### Kutipan Teks:
--------------------
Hermeneutika dalam eksplanasi sejarah sangatlah menjadi penting keberadaannya sebagai salah satu bentuk upaya melakukan penjelasan sejarah. Istilah hermeneutika apabila diruntut secara etimologis, asal usul kata hermeneutika berasal dari bahasa Yunani yaitu herminos yang mengacu pada seorang pendeta bijak Delpich. Kemudian diasosialisasikan pada Dewa Hermes, sebagai dewa penemu bahasa dan tulisan. Dewa Hermes dalam mitologi Yunani kuno dikaitan dengan pembawa pesan takdir.
Hermeneutika sebagai suatu teori banyak menyangkut pada garapan atau bidang teologi, filsafat bahkan sastra. hermeneutika didefinisikan sebagai studi tentang prinsip-prinsip metodologi, interpretasi, dan eksplanasi khususnya studi tentang prinsip-prinsip interpretasi bibel. Hermeneutika merupakan salah satu model dalam eksplanasi sejarah yang tidak boleh diabaikan keberadaannya. Di dalam artikel ini akan dijelaskan tentang hermeneutika dalam eksplanasi sejarah.
Dua Bentuk Hermeneutika
Sejarah hermeneutika kita awalkan dengan Friedrich Scheleirmarcher (1768-1834), seorang ahli Theologia Jerman. Selaku seorang Teolog Scheleimarcher tertarik oleh persoalan, bagaimana teks-teks tertentu dari alkitab harus ditafsirkan. Maka dari itu, Scheleimarcher mempergunakan istilah “hermeunetika” (dalam bahasa Yunani “hermeneus” berarti penerjemah). Jalan hermeuneus itu hendaknya ditempuh bila ingin menjelaskan bagian-bagian alkitab yang sepintas kelihatan sukar dan bahkan mustahil untuk dimengerti.
--------------------
Catatan Tersimpan:
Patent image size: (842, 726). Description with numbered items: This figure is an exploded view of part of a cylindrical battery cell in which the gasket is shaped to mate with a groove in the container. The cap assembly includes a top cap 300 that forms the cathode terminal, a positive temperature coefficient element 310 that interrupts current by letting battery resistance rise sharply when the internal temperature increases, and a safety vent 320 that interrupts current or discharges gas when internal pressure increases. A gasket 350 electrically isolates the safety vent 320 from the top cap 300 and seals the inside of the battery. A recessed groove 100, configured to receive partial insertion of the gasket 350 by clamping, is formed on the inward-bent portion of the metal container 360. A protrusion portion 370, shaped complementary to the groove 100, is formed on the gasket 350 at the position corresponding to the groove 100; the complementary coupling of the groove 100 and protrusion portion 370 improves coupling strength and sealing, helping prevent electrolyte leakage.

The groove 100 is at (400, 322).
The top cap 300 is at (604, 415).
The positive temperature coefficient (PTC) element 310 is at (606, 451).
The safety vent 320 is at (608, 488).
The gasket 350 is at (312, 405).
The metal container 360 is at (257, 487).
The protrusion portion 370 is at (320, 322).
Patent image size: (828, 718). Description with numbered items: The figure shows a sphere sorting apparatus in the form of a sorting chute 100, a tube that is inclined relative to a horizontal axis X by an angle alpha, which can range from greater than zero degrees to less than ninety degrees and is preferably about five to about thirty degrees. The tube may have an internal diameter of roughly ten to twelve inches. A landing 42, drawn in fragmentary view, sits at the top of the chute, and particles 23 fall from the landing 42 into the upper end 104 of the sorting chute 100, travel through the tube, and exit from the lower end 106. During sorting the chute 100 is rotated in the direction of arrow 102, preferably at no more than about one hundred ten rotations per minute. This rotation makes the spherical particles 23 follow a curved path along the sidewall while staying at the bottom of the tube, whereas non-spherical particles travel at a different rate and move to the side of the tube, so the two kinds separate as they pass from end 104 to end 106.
--------------------
### Petunjuk Tugas:
(a) Jawablah pertanyaan berikut berdasarkan teks tentang hermeneutika, satu jawaban per baris dengan penanda yang sama.
(i) Dari kata Yunani apa istilah hermeneutika berasal menurut penelusuran etimologisnya?
(ii) Sebagai dewa penemu apakah Dewa Hermes disebut?
(iii) Apa keahlian Friedrich Scheleirmarcher menurut teks?
(b) Sajikan sebagai daftar bernomor bagian catatan dari awal catatan sampai dengan baris yang memuat "The protrusion portion 370 is at (320, 322).", termasuk baris itu sendiri, tanpa baris kosong.
Teks dan catatan di atas tidak saling berhubungan.

### Jawaban per Tugas:
(a)
(i) Herminos.
(ii) Penemu bahasa dan tulisan.
(iii) Ahli Theologia Jerman.

(b)
1. Patent image size: (842, 726). Description with numbered items: This figure is an exploded view of part of a cylindrical battery cell in which the gasket is shaped to mate with a groove in the container. The cap assembly includes a top cap 300 that forms the cathode terminal, a positive temperature coefficient element 310 that interrupts current by letting battery resistance rise sharply when the internal temperature increases, and a safety vent 320 that interrupts current or discharges gas when internal pressure increases. A gasket 350 electrically isolates the safety vent 320 from the top cap 300 and seals the inside of the battery. A recessed groove 100, configured to receive partial insertion of the gasket 350 by clamping, is formed on the inward-bent portion of the metal container 360. A protrusion portion 370, shaped complementary to the groove 100, is formed on the gasket 350 at the position corresponding to the groove 100; the complementary coupling of the groove 100 and protrusion portion 370 improves coupling strength and sealing, helping prevent electrolyte leakage.
2. The groove 100 is at (400, 322).
3. The top cap 300 is at (604, 415).
4. The positive temperature coefficient (PTC) element 310 is at (606, 451).
5. The safety vent 320 is at (608, 488).
6. The gasket 350 is at (312, 405).
7. The metal container 360 is at (257, 487).
8. The protrusion portion 370 is at (320, 322).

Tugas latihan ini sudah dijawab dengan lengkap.